┏━━
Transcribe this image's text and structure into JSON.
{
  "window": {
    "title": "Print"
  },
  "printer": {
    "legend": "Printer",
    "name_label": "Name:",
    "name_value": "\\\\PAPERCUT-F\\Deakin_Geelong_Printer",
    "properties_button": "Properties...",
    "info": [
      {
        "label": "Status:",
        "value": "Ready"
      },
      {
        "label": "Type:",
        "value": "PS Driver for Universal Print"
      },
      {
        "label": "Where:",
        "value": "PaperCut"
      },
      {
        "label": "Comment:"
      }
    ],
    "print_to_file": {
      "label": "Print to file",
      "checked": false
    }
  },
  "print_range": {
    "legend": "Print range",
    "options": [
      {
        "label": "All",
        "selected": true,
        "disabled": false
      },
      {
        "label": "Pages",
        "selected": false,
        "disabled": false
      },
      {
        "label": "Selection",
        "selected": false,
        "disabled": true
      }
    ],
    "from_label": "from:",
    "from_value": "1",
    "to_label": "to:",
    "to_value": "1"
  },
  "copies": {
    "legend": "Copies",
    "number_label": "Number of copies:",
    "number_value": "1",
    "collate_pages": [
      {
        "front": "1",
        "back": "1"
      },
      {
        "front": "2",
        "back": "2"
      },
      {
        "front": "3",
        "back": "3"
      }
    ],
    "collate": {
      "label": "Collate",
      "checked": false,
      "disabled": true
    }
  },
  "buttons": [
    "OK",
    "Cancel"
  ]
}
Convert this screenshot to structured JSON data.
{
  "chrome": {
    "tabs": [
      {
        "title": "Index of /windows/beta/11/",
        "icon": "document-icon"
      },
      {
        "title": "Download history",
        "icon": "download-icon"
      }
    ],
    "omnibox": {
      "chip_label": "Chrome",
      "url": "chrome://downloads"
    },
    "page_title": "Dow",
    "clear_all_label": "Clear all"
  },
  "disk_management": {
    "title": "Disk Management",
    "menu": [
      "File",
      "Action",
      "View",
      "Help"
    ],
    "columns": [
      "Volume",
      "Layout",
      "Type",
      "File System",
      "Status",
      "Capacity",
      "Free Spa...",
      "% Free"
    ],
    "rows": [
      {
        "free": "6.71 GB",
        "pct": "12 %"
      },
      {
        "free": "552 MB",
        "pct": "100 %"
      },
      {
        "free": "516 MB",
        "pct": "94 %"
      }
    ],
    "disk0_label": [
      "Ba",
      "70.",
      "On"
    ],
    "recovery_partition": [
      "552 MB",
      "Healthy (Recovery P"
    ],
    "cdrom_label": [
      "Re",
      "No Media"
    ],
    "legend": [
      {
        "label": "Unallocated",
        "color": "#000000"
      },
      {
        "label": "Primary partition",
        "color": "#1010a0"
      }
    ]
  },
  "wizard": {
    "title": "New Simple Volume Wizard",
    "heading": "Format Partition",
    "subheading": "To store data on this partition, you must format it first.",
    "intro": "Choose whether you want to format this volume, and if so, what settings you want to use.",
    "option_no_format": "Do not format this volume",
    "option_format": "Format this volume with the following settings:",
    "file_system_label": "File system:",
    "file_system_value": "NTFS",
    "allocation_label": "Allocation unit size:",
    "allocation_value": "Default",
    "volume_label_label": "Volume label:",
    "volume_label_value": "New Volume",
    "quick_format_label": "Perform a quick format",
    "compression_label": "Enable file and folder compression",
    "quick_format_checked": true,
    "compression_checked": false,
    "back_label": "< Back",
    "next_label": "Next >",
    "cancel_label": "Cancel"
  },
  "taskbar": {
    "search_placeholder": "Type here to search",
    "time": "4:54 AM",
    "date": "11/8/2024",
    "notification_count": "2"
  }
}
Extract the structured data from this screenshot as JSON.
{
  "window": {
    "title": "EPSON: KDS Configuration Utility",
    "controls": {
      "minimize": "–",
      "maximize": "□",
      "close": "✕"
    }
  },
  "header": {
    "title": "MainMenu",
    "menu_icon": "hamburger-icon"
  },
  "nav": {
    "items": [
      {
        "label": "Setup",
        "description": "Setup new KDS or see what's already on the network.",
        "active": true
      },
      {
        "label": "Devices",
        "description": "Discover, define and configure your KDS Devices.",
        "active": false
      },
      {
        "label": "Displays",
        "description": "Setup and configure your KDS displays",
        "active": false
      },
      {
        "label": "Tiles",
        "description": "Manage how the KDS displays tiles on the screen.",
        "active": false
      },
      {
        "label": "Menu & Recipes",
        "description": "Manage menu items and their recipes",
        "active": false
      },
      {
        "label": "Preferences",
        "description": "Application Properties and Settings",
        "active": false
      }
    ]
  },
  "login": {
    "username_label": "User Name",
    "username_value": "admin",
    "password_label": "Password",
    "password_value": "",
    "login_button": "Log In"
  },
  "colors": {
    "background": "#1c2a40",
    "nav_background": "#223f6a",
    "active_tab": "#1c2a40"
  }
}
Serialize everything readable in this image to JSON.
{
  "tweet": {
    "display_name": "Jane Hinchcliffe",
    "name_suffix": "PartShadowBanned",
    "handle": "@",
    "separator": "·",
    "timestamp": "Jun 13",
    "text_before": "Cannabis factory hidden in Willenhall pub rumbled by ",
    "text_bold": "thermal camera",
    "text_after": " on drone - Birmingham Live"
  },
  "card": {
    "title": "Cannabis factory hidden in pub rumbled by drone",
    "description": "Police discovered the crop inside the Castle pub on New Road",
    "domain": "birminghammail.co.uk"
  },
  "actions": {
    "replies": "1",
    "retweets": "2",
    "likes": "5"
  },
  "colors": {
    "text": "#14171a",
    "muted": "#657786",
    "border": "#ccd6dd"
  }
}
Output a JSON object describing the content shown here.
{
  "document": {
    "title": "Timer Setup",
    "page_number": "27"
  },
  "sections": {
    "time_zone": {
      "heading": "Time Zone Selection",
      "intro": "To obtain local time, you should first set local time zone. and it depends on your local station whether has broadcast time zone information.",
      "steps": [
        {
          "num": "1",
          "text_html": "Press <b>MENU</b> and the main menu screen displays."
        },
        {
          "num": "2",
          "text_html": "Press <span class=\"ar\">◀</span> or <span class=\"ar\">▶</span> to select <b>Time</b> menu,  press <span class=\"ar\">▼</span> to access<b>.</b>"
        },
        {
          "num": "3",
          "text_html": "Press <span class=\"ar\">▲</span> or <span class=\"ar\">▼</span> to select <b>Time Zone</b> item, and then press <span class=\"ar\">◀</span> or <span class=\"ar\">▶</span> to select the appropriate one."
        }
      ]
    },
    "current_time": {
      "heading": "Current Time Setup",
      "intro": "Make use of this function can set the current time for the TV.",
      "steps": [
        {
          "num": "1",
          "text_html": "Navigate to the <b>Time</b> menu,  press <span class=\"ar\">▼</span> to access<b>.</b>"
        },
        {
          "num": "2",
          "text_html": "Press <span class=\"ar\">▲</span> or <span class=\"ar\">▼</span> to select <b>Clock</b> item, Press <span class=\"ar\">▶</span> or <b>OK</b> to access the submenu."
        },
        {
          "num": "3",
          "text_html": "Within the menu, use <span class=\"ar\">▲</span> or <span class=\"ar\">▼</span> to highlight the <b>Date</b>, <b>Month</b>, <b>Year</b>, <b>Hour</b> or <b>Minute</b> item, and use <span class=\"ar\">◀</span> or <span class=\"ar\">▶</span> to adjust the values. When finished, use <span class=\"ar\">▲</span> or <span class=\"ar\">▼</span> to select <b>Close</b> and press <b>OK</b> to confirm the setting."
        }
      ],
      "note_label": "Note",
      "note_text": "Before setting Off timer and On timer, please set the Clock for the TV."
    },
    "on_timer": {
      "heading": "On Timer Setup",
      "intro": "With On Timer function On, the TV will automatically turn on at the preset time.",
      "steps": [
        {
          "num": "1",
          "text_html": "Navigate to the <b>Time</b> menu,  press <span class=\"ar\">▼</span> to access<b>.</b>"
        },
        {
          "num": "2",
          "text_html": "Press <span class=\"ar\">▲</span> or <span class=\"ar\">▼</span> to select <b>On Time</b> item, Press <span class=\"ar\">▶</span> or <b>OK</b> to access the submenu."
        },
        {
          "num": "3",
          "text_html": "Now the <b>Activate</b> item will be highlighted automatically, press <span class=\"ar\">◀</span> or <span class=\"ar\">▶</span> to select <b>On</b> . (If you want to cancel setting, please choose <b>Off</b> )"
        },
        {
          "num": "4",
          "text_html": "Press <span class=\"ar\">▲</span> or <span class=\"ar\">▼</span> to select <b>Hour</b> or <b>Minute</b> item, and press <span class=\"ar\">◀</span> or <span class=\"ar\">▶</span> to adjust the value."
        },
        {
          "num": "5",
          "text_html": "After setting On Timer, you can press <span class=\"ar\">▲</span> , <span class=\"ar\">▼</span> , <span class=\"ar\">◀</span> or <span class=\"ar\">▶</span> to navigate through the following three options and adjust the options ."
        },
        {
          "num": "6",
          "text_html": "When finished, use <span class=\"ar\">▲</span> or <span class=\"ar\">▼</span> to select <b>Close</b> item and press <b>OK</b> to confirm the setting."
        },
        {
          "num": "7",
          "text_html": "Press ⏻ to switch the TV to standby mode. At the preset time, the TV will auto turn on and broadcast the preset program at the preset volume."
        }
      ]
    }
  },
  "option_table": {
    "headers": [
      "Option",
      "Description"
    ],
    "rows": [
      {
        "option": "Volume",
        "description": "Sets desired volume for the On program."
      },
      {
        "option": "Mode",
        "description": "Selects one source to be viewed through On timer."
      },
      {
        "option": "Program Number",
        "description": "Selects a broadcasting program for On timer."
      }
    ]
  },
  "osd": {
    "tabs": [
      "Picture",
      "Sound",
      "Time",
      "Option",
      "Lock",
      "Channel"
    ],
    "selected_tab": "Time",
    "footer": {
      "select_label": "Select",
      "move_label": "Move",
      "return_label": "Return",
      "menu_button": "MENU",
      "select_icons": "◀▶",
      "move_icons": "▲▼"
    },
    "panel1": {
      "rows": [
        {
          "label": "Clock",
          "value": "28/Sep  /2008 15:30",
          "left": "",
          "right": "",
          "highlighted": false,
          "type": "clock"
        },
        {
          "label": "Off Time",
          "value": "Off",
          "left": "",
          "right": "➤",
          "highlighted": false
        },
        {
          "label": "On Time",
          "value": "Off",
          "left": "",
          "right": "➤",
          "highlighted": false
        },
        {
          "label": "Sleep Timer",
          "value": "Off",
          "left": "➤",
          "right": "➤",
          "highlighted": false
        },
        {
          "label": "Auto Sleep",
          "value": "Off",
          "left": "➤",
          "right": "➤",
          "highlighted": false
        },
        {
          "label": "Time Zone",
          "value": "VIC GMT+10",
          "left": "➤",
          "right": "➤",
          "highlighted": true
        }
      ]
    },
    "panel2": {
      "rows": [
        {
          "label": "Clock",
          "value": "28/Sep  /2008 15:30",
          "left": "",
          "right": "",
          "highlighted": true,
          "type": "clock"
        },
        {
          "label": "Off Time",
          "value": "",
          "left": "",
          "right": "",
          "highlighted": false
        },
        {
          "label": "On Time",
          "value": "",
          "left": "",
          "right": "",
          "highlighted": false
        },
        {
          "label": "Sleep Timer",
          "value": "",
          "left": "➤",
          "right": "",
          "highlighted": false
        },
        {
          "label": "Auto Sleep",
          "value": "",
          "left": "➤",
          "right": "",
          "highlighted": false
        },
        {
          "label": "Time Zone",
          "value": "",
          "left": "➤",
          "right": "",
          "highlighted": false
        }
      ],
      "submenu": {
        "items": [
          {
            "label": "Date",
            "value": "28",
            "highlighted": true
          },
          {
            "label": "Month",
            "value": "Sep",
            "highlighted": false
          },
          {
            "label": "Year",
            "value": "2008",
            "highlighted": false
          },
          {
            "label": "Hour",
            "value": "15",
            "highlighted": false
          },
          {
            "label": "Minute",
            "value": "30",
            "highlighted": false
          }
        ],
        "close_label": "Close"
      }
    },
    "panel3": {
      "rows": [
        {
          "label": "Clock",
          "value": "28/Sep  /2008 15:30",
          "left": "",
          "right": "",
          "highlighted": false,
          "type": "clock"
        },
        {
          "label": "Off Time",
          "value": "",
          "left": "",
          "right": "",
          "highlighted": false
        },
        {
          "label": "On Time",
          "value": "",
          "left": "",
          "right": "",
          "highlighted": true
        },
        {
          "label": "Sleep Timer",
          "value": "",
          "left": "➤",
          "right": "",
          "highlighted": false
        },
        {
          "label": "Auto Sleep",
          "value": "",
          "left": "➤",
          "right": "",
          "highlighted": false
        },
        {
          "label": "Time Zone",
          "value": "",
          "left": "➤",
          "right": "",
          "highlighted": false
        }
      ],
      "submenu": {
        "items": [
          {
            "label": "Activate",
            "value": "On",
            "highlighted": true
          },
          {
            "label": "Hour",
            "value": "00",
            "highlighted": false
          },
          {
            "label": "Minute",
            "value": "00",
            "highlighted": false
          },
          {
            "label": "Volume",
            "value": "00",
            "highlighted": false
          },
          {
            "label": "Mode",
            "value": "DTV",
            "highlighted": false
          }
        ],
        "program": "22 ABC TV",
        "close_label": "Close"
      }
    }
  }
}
┗━━
Note every line above where the string "want" shows up, and copy those lines.

    "intro": "Choose whether you want to format this volume, and if so, what settings you want to use.",
          "text_html": "Now the <b>Activate</b> item will be highlighted automatically, press <span class=\"ar\">◀</span> or <span class=\"ar\">▶</span> to select <b>On</b> . (If you want to cancel setting, please choose <b>Off</b> )"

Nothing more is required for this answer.